Instruction → Search the data for the string "Axis" and gather each line it is in.

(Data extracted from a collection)
-----
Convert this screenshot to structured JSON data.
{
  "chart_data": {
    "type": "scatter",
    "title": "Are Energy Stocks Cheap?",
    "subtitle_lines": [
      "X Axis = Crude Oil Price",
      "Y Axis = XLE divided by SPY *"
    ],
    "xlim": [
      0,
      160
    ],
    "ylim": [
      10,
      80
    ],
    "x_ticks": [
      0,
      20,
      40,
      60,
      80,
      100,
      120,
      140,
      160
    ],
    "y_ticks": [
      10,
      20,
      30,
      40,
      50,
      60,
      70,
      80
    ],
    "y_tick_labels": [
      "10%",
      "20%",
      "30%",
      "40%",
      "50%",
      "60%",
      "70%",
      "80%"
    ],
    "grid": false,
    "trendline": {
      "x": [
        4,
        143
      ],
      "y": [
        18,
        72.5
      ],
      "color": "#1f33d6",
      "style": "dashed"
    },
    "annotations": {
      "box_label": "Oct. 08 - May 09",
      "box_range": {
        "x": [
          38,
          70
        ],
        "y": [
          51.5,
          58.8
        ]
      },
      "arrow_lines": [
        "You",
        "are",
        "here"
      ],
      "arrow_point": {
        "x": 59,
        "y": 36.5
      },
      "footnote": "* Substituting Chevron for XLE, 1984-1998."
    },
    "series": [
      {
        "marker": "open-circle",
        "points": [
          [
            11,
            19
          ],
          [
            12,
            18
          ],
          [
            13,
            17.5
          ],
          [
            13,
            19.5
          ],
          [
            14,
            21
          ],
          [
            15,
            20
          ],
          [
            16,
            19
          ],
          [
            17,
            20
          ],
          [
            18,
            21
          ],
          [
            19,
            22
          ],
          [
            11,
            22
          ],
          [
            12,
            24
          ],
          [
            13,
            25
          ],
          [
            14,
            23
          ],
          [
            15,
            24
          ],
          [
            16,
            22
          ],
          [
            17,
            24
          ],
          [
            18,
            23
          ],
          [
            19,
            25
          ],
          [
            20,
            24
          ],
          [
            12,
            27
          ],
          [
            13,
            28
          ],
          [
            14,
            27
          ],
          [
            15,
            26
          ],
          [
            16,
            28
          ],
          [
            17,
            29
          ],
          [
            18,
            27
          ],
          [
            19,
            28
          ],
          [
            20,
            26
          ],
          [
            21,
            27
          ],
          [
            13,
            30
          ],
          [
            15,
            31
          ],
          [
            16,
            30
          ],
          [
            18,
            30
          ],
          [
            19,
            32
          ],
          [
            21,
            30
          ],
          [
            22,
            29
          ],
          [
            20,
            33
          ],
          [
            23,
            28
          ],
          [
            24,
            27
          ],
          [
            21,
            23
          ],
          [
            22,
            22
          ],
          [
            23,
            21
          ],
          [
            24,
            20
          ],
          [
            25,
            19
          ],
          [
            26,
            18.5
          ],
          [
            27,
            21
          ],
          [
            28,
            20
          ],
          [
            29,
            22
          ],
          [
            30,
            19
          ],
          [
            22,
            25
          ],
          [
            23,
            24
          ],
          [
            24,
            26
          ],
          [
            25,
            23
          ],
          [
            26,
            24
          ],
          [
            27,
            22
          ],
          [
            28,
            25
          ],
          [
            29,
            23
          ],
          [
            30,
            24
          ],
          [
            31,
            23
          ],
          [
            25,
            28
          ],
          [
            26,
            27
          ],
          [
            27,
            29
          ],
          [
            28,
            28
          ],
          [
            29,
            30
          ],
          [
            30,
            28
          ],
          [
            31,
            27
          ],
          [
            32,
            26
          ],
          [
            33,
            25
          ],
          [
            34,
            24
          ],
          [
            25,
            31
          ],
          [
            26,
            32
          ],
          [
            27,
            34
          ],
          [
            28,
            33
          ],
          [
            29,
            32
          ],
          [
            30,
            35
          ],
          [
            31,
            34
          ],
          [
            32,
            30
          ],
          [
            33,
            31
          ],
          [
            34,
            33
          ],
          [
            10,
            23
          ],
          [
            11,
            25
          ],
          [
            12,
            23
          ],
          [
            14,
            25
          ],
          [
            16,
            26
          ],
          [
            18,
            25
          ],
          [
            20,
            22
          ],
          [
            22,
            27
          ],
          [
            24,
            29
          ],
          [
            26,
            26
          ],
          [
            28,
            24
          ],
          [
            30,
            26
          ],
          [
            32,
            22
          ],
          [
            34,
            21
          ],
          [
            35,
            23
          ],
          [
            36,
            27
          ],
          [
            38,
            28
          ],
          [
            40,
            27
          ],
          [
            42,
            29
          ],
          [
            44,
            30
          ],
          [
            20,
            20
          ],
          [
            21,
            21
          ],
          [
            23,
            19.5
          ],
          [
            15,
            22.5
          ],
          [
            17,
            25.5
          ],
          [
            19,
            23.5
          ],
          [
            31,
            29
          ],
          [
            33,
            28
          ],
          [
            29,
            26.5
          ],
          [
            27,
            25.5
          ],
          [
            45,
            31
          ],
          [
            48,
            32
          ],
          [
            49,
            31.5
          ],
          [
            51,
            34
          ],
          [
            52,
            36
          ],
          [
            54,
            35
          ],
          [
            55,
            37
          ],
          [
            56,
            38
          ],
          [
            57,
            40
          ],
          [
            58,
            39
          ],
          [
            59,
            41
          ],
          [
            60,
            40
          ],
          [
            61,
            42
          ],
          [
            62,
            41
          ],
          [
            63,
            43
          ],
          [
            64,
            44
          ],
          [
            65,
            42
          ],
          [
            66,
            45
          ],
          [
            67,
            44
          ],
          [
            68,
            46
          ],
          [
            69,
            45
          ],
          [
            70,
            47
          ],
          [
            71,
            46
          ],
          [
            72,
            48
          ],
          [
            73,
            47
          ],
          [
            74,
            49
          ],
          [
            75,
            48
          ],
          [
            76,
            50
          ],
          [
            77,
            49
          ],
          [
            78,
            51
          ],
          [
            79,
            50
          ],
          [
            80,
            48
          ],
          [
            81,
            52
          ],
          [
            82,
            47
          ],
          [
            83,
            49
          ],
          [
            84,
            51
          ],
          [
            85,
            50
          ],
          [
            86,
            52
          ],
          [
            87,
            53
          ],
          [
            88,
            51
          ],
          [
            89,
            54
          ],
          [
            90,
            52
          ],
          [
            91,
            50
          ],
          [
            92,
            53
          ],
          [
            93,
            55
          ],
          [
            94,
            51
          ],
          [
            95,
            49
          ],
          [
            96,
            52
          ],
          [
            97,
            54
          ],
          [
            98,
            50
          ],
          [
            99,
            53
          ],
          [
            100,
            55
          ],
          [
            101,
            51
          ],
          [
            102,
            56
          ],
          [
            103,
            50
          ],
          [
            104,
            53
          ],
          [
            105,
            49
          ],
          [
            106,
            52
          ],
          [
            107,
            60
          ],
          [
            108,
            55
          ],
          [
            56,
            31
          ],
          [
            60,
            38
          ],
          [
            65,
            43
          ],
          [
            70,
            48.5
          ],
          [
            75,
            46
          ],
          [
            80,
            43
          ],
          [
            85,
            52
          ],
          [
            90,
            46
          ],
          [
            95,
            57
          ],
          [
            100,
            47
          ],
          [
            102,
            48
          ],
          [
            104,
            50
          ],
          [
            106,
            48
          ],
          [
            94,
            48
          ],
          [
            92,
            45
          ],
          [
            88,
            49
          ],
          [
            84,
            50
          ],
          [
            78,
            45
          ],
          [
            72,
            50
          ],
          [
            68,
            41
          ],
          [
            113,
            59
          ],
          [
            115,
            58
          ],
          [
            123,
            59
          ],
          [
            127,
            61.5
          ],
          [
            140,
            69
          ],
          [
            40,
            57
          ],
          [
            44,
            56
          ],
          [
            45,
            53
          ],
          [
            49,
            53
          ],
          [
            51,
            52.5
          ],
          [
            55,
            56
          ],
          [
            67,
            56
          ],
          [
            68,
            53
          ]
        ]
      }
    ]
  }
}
-----
Result of this task →
      "X Axis = Crude Oil Price",
      "Y Axis = XLE divided by SPY *"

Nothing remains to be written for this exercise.